EXERCISE PROMPT | Report, as a bare number, how many lines of the material below contain the word "Download".

DATA PROVIDED |
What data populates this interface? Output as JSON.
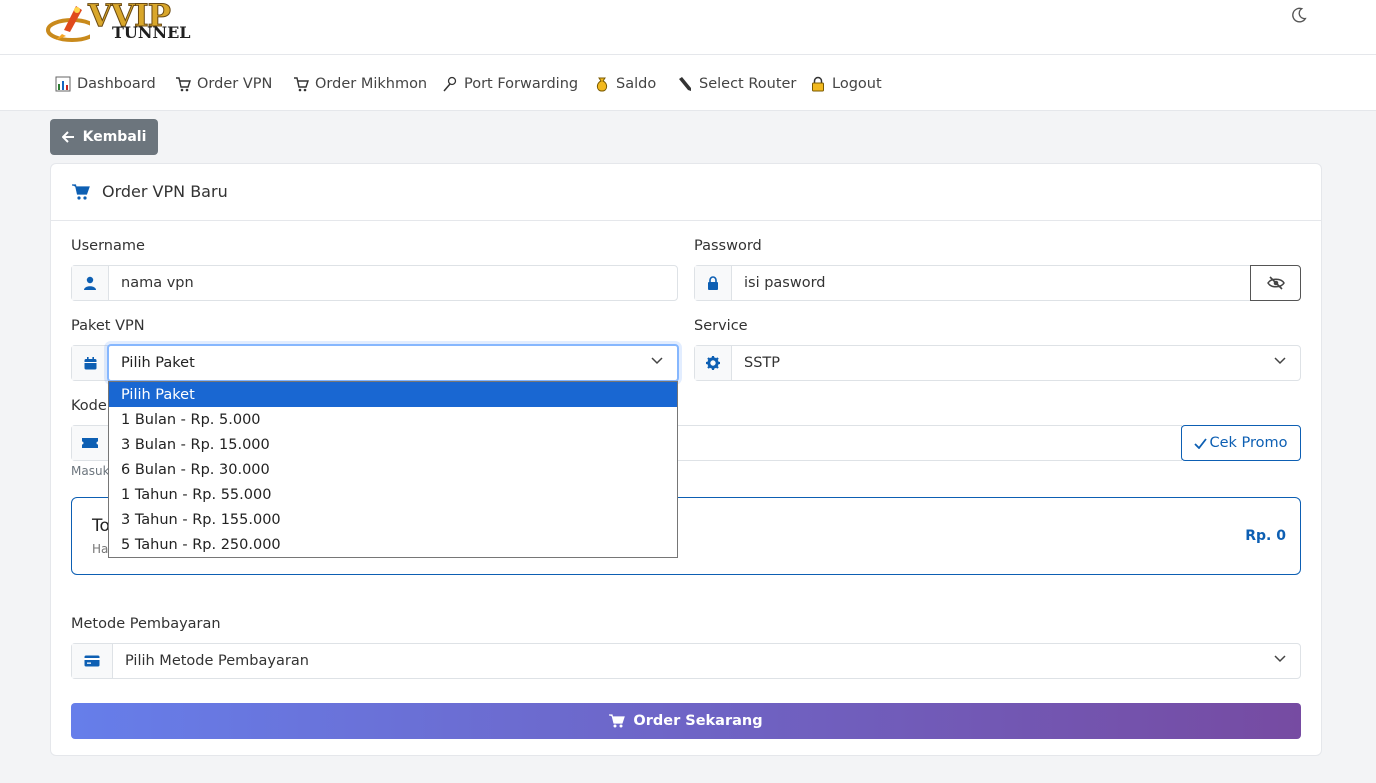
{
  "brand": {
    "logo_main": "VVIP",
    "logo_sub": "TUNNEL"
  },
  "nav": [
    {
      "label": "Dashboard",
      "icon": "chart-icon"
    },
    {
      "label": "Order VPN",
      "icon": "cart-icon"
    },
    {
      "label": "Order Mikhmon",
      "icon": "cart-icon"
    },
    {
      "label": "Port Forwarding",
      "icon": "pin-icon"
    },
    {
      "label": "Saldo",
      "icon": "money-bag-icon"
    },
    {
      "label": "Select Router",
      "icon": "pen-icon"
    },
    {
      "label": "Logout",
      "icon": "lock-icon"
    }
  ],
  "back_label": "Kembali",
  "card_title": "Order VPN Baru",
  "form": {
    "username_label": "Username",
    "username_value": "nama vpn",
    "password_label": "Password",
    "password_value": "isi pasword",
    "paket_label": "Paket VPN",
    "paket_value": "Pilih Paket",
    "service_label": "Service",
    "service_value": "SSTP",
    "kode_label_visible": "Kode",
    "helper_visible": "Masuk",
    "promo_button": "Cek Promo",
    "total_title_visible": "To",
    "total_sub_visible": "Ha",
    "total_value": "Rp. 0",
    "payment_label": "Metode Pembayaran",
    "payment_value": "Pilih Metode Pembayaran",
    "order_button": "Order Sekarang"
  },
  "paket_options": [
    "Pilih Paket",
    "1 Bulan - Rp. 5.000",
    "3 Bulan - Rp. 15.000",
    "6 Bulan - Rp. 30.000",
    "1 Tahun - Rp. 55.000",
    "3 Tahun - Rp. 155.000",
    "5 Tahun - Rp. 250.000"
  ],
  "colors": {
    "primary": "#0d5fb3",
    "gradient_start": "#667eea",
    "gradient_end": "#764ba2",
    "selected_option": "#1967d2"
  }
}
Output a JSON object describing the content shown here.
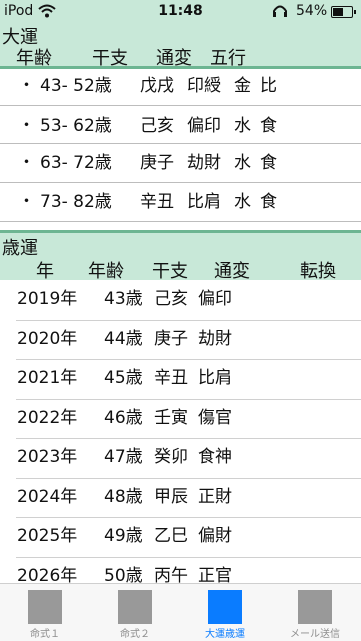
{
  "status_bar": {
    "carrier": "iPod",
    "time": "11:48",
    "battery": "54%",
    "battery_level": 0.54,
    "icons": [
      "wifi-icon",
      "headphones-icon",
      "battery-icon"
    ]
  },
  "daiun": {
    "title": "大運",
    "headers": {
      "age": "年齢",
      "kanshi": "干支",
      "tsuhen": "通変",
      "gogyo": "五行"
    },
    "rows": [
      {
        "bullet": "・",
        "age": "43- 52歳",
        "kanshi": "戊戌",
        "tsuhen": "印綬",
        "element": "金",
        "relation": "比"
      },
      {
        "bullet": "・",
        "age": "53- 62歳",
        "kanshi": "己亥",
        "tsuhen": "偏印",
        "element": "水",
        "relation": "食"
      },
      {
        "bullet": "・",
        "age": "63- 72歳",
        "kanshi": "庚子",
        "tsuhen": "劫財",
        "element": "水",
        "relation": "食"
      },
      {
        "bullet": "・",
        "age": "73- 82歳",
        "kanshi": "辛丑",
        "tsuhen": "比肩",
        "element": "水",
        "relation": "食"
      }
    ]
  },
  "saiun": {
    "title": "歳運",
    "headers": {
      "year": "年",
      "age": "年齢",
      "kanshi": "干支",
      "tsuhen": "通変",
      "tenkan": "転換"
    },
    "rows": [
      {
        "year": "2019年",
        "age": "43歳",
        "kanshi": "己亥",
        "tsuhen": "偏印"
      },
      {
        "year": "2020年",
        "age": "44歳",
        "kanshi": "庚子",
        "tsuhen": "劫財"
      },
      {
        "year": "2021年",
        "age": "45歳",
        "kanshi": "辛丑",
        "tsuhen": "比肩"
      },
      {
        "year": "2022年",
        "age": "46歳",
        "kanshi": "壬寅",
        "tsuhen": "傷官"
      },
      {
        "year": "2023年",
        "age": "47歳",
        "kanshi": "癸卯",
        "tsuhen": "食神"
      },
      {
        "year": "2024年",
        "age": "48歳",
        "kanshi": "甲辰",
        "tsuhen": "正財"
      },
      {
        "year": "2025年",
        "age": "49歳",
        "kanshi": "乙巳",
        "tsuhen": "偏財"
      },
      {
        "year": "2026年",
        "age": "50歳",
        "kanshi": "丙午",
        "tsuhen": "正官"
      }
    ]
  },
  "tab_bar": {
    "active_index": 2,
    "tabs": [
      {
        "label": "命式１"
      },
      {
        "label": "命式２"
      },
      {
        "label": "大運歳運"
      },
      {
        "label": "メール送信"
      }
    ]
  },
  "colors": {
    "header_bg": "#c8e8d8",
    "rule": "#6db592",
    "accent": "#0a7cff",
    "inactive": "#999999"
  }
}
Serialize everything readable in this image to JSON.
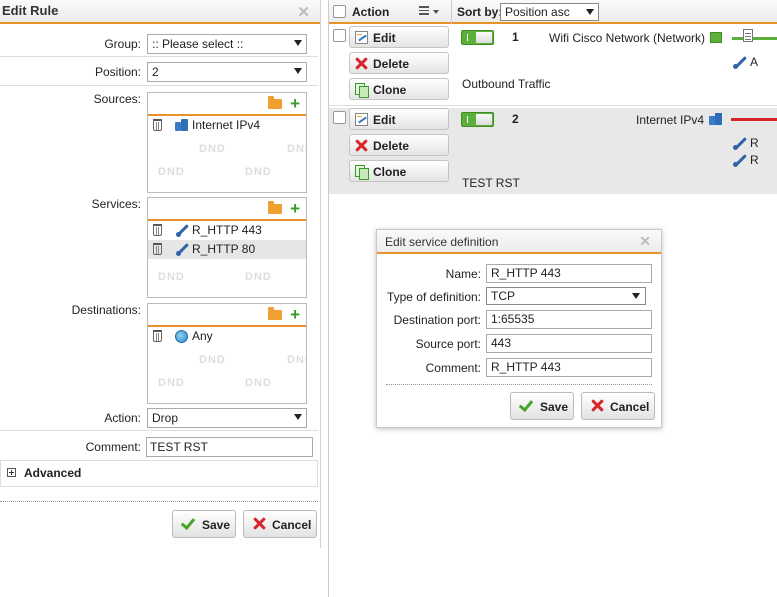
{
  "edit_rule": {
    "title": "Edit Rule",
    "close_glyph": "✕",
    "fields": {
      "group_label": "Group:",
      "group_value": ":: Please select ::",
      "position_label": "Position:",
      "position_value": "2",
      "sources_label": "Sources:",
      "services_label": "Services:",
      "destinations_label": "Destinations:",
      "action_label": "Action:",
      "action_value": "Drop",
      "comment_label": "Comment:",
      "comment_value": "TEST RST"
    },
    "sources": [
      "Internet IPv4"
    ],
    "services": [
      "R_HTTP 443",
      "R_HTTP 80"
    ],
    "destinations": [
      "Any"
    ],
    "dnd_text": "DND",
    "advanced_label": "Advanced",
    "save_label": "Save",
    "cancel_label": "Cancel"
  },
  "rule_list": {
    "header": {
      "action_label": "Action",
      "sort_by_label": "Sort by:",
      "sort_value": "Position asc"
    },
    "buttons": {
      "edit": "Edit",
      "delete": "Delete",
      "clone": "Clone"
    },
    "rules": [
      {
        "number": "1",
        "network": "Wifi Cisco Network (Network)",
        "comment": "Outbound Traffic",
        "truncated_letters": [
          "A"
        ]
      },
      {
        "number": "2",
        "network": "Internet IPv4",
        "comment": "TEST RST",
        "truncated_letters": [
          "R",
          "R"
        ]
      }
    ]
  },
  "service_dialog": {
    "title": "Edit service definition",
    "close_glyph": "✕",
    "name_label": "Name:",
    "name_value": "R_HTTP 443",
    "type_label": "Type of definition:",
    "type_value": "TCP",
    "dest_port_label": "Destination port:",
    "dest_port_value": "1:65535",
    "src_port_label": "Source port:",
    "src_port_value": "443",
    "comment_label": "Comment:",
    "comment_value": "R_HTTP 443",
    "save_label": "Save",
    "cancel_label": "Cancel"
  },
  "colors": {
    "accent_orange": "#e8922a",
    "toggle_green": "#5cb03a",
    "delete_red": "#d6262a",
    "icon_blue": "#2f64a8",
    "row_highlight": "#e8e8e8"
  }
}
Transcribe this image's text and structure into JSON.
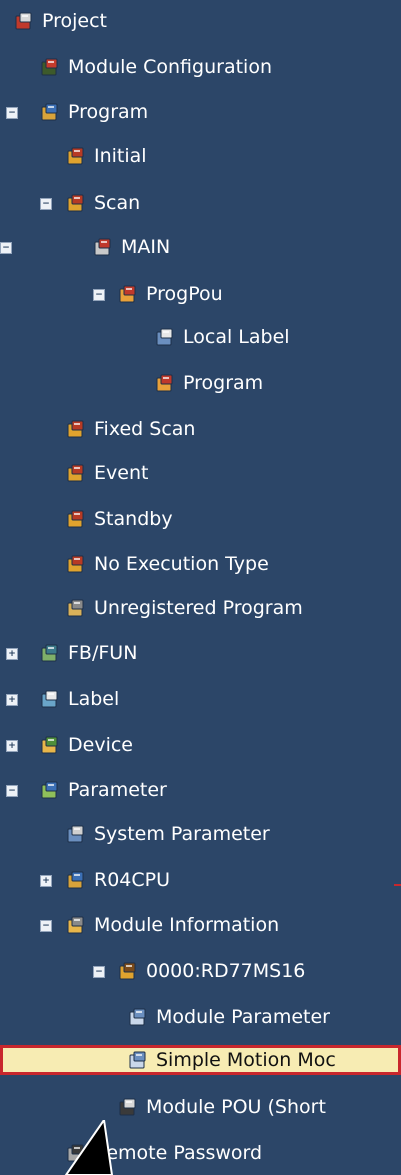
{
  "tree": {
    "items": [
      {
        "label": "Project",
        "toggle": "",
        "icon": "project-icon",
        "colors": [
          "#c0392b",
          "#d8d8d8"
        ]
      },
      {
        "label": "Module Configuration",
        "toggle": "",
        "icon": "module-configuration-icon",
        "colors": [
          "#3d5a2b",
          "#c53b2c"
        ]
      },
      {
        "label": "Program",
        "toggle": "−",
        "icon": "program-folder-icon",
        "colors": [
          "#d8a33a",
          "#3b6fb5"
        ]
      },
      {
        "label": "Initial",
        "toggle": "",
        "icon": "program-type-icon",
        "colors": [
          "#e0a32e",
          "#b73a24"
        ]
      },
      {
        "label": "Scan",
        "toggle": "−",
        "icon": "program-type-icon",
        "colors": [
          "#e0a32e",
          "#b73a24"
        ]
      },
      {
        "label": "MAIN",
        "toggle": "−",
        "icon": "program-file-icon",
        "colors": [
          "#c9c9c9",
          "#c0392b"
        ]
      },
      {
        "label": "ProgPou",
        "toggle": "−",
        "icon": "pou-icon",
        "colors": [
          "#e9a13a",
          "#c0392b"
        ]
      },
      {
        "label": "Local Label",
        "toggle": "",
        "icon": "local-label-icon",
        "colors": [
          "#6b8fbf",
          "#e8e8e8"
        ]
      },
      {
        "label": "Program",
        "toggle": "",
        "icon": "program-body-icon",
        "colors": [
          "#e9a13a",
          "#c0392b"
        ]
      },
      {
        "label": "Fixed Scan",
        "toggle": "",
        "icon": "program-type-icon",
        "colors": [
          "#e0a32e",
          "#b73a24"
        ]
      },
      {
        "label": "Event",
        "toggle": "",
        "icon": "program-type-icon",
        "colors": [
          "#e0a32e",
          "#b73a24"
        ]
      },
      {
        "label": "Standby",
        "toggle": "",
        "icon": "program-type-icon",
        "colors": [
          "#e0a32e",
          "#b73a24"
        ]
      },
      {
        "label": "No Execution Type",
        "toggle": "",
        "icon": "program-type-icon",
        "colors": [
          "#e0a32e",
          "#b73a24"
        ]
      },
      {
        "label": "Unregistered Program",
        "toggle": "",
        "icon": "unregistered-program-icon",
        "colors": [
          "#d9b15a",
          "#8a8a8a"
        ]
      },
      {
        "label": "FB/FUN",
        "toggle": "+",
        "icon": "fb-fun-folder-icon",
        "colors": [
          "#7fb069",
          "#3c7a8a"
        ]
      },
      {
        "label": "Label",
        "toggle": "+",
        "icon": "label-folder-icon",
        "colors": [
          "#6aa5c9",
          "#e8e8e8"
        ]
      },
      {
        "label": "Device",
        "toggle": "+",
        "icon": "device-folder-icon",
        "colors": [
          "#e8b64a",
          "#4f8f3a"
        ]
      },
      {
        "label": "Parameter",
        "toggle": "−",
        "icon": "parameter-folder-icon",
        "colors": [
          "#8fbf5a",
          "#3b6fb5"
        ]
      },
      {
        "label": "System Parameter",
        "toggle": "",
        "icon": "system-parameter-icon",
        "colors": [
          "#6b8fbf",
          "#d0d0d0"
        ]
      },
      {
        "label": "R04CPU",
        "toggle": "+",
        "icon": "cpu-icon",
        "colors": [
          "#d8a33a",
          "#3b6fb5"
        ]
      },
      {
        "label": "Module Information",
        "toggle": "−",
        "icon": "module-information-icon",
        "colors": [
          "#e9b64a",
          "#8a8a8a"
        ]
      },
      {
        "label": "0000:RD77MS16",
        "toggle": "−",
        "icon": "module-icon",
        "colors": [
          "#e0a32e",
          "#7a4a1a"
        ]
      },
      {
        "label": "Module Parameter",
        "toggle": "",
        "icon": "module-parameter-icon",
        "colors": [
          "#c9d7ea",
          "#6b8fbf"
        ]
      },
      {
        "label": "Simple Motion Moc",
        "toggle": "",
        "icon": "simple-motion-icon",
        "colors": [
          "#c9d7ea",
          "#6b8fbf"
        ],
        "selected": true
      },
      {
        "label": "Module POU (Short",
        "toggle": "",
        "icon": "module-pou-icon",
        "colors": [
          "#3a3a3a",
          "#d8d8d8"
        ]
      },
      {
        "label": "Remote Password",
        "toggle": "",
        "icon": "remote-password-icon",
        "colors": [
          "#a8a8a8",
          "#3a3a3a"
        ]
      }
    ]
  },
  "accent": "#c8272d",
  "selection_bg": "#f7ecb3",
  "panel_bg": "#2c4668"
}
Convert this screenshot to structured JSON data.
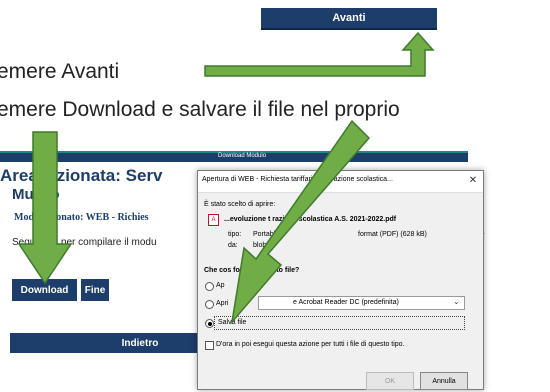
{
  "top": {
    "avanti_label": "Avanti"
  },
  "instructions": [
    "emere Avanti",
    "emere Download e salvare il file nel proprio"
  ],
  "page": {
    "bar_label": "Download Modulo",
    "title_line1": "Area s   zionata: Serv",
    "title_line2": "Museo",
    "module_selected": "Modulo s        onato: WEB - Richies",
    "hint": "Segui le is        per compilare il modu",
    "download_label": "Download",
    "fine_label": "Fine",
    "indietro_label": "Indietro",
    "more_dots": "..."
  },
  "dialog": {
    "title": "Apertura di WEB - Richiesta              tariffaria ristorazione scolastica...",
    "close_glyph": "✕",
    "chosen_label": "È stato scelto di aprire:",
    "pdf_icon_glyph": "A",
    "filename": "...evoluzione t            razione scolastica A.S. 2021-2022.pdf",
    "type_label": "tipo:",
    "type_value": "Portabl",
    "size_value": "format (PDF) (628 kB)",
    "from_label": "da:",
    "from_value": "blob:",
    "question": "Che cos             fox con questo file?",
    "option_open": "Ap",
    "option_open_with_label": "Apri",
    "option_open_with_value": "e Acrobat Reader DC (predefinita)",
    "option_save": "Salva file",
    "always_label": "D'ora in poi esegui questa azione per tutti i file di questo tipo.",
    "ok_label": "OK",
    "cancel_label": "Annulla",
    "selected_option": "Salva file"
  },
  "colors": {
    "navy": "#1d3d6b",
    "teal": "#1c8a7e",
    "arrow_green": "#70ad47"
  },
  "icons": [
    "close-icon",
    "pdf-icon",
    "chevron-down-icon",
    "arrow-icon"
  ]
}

EXERCISE OUTPUT | 3